Bounding box annotations
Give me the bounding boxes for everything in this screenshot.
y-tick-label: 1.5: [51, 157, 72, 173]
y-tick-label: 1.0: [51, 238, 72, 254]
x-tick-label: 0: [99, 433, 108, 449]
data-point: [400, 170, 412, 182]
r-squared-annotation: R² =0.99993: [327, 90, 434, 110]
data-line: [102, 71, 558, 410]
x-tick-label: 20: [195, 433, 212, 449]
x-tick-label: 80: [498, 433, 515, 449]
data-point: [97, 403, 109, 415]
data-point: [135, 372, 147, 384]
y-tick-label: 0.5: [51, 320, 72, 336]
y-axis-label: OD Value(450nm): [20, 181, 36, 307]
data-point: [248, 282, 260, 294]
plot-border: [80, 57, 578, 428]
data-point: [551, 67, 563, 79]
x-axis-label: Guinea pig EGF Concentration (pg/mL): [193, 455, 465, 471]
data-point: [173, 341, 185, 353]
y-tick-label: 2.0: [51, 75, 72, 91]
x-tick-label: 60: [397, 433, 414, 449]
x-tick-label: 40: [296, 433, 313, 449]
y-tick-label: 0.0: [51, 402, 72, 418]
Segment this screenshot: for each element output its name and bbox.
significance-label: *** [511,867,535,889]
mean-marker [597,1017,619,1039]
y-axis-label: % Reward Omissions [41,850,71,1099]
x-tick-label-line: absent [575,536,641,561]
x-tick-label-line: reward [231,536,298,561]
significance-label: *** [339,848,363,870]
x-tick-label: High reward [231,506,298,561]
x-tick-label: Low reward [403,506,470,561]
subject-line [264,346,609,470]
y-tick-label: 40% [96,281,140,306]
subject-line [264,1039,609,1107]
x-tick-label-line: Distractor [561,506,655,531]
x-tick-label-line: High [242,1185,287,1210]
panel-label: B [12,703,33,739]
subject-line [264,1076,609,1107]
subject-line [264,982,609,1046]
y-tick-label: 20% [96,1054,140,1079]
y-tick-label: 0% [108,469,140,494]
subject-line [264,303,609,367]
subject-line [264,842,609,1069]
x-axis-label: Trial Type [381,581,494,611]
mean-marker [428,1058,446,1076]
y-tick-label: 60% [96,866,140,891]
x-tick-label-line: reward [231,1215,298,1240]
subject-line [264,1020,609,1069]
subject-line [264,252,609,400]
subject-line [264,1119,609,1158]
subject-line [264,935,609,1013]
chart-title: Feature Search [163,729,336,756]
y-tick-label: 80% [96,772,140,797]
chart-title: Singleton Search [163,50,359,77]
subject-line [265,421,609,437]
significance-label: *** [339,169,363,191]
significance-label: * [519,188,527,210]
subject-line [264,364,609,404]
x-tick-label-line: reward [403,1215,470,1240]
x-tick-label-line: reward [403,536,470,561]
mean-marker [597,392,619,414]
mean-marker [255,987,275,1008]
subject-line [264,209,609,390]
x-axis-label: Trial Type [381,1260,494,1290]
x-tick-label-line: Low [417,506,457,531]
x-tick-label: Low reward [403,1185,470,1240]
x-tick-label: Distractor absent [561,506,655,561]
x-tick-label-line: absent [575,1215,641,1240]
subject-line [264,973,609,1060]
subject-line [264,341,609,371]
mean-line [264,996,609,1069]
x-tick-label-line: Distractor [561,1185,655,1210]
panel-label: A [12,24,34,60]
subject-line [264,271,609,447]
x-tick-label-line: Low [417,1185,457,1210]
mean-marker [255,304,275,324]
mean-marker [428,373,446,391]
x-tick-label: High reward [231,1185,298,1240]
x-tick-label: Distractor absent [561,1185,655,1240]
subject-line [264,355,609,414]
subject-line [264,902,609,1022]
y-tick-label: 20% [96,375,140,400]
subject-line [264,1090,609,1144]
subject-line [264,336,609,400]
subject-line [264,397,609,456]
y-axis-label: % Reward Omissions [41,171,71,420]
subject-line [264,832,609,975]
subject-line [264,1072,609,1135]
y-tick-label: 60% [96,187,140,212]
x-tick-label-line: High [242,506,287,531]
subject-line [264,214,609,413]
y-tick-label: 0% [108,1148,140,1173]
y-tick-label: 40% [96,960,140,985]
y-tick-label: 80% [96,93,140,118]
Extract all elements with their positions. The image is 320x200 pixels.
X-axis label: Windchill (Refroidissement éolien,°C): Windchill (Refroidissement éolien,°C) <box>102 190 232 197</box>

> [To do] Reproduce every one of the lines above character for character, in the same order.

> [Solved problem]
Give me the bounding boxes for everything in this screenshot.
y-tick-label: 1.5: [51, 157, 72, 173]
y-tick-label: 1.0: [51, 238, 72, 254]
x-tick-label: 0: [99, 433, 108, 449]
data-point: [400, 170, 412, 182]
r-squared-annotation: R² =0.99993: [327, 90, 434, 110]
data-line: [102, 71, 558, 410]
x-tick-label: 20: [195, 433, 212, 449]
x-tick-label: 80: [498, 433, 515, 449]
data-point: [97, 403, 109, 415]
data-point: [135, 372, 147, 384]
y-tick-label: 0.5: [51, 320, 72, 336]
y-axis-label: OD Value(450nm): [20, 181, 36, 307]
data-point: [248, 282, 260, 294]
plot-border: [80, 57, 578, 428]
data-point: [551, 67, 563, 79]
x-axis-label: Guinea pig EGF Concentration (pg/mL): [193, 455, 465, 471]
data-point: [173, 341, 185, 353]
y-tick-label: 2.0: [51, 75, 72, 91]
x-tick-label: 60: [397, 433, 414, 449]
x-tick-label: 40: [296, 433, 313, 449]
y-tick-label: 0.0: [51, 402, 72, 418]
Segment this screenshot: for each element output its name and bbox.
significance-label: *** [511,867,535,889]
mean-marker [597,1017,619,1039]
y-axis-label: % Reward Omissions [41,850,71,1099]
x-tick-label-line: absent [575,536,641,561]
x-tick-label-line: reward [231,536,298,561]
significance-label: *** [339,848,363,870]
x-tick-label: High reward [231,506,298,561]
x-tick-label: Low reward [403,506,470,561]
subject-line [264,346,609,470]
y-tick-label: 40% [96,281,140,306]
subject-line [264,1039,609,1107]
x-tick-label-line: Distractor [561,506,655,531]
x-tick-label-line: High [242,1185,287,1210]
panel-label: B [12,703,33,739]
subject-line [264,1076,609,1107]
subject-line [264,982,609,1046]
y-tick-label: 20% [96,1054,140,1079]
y-tick-label: 0% [108,469,140,494]
subject-line [264,303,609,367]
subject-line [264,842,609,1069]
x-axis-label: Trial Type [381,581,494,611]
mean-marker [428,1058,446,1076]
y-tick-label: 60% [96,866,140,891]
x-tick-label-line: reward [231,1215,298,1240]
subject-line [264,1020,609,1069]
subject-line [264,252,609,400]
subject-line [264,1119,609,1158]
subject-line [264,935,609,1013]
chart-title: Feature Search [163,729,336,756]
y-tick-label: 80% [96,772,140,797]
chart-title: Singleton Search [163,50,359,77]
subject-line [265,421,609,437]
significance-label: *** [339,169,363,191]
significance-label: * [519,188,527,210]
subject-line [264,364,609,404]
x-tick-label-line: reward [403,1215,470,1240]
x-tick-label-line: reward [403,536,470,561]
mean-marker [597,392,619,414]
mean-marker [255,987,275,1008]
subject-line [264,209,609,390]
x-axis-label: Trial Type [381,1260,494,1290]
x-tick-label-line: Low [417,506,457,531]
x-tick-label: Low reward [403,1185,470,1240]
x-tick-label: Distractor absent [561,506,655,561]
x-tick-label-line: absent [575,1215,641,1240]
subject-line [264,973,609,1060]
subject-line [264,341,609,371]
mean-line [264,996,609,1069]
x-tick-label-line: Distractor [561,1185,655,1210]
panel-label: A [12,24,34,60]
subject-line [264,271,609,447]
x-tick-label-line: Low [417,1185,457,1210]
mean-marker [255,304,275,324]
mean-marker [428,373,446,391]
x-tick-label: High reward [231,1185,298,1240]
x-tick-label: Distractor absent [561,1185,655,1240]
subject-line [264,355,609,414]
subject-line [264,902,609,1022]
y-tick-label: 20% [96,375,140,400]
subject-line [264,1090,609,1144]
subject-line [264,336,609,400]
subject-line [264,397,609,456]
y-axis-label: % Reward Omissions [41,171,71,420]
subject-line [264,832,609,975]
subject-line [264,1072,609,1135]
y-tick-label: 60% [96,187,140,212]
x-tick-label-line: High [242,506,287,531]
subject-line [264,214,609,413]
y-tick-label: 0% [108,1148,140,1173]
y-tick-label: 40% [96,960,140,985]
y-tick-label: 80% [96,93,140,118]
Extract all elements with their positions. The image is 320x200 pixels.
X-axis label: Windchill (Refroidissement éolien,°C): Windchill (Refroidissement éolien,°C) <box>102 190 232 197</box>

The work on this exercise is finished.